_What is required_
Transcribe all the entries word for word, omitting any pictures they contain.

A run of records
>>
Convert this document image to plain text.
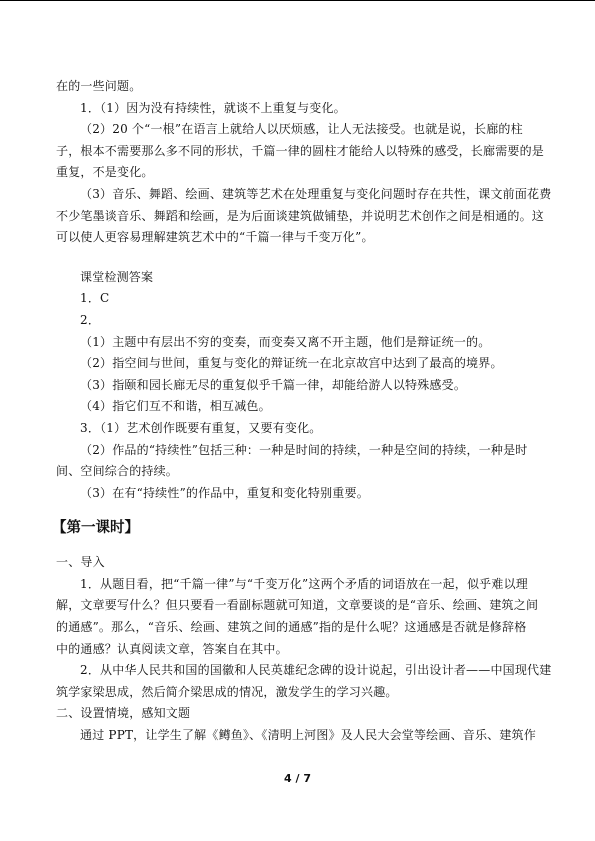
在的一些问题。
1．（1）因为没有持续性，就谈不上重复与变化。
（2）20 个“一根”在语言上就给人以厌烦感，让人无法接受。也就是说，长廊的柱
子，根本不需要那么多不同的形状，千篇一律的圆柱才能给人以特殊的感受，长廊需要的是
重复，不是变化。
（3）音乐、舞蹈、绘画、建筑等艺术在处理重复与变化问题时存在共性，课文前面花费
不少笔墨谈音乐、舞蹈和绘画，是为后面谈建筑做铺垫，并说明艺术创作之间是相通的。这
可以使人更容易理解建筑艺术中的“千篇一律与千变万化”。
课堂检测答案
1．C
2．
（1）主题中有层出不穷的变奏，而变奏又离不开主题，他们是辩证统一的。
（2）指空间与世间，重复与变化的辩证统一在北京故宫中达到了最高的境界。
（3）指颐和园长廊无尽的重复似乎千篇一律，却能给游人以特殊感受。
（4）指它们互不和谐，相互减色。
3．（1）艺术创作既要有重复，又要有变化。
（2）作品的“持续性”包括三种：一种是时间的持续，一种是空间的持续，一种是时
间、空间综合的持续。
（3）在有“持续性”的作品中，重复和变化特别重要。
【第一课时】
一、导入
1．从题目看，把“千篇一律”与“千变万化”这两个矛盾的词语放在一起，似乎难以理
解，文章要写什么？但只要看一看副标题就可知道，文章要谈的是“音乐、绘画、建筑之间
的通感”。那么，“音乐、绘画、建筑之间的通感”指的是什么呢？这通感是否就是修辞格
中的通感？认真阅读文章，答案自在其中。
2．从中华人民共和国的国徽和人民英雄纪念碑的设计说起，引出设计者——中国现代建
筑学家梁思成，然后简介梁思成的情况，激发学生的学习兴趣。
二、设置情境，感知文题
通过 PPT，让学生了解《鳟鱼》、《清明上河图》及人民大会堂等绘画、音乐、建筑作
4 / 7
<<
_The reply_
Convert this document image to plain text.
在的一些问题。
1．（1）因为没有持续性，就谈不上重复与变化。
（2）20 个“一根”在语言上就给人以厌烦感，让人无法接受。也就是说，长廊的柱
子，根本不需要那么多不同的形状，千篇一律的圆柱才能给人以特殊的感受，长廊需要的是
重复，不是变化。
（3）音乐、舞蹈、绘画、建筑等艺术在处理重复与变化问题时存在共性，课文前面花费
不少笔墨谈音乐、舞蹈和绘画，是为后面谈建筑做铺垫，并说明艺术创作之间是相通的。这
可以使人更容易理解建筑艺术中的“千篇一律与千变万化”。
课堂检测答案
1．C
2．
（1）主题中有层出不穷的变奏，而变奏又离不开主题，他们是辩证统一的。
（2）指空间与世间，重复与变化的辩证统一在北京故宫中达到了最高的境界。
（3）指颐和园长廊无尽的重复似乎千篇一律，却能给游人以特殊感受。
（4）指它们互不和谐，相互减色。
3．（1）艺术创作既要有重复，又要有变化。
（2）作品的“持续性”包括三种：一种是时间的持续，一种是空间的持续，一种是时
间、空间综合的持续。
（3）在有“持续性”的作品中，重复和变化特别重要。
【第一课时】
一、导入
1．从题目看，把“千篇一律”与“千变万化”这两个矛盾的词语放在一起，似乎难以理
解，文章要写什么？但只要看一看副标题就可知道，文章要谈的是“音乐、绘画、建筑之间
的通感”。那么，“音乐、绘画、建筑之间的通感”指的是什么呢？这通感是否就是修辞格
中的通感？认真阅读文章，答案自在其中。
2．从中华人民共和国的国徽和人民英雄纪念碑的设计说起，引出设计者——中国现代建
筑学家梁思成，然后简介梁思成的情况，激发学生的学习兴趣。
二、设置情境，感知文题
通过 PPT，让学生了解《鳟鱼》、《清明上河图》及人民大会堂等绘画、音乐、建筑作
4 / 7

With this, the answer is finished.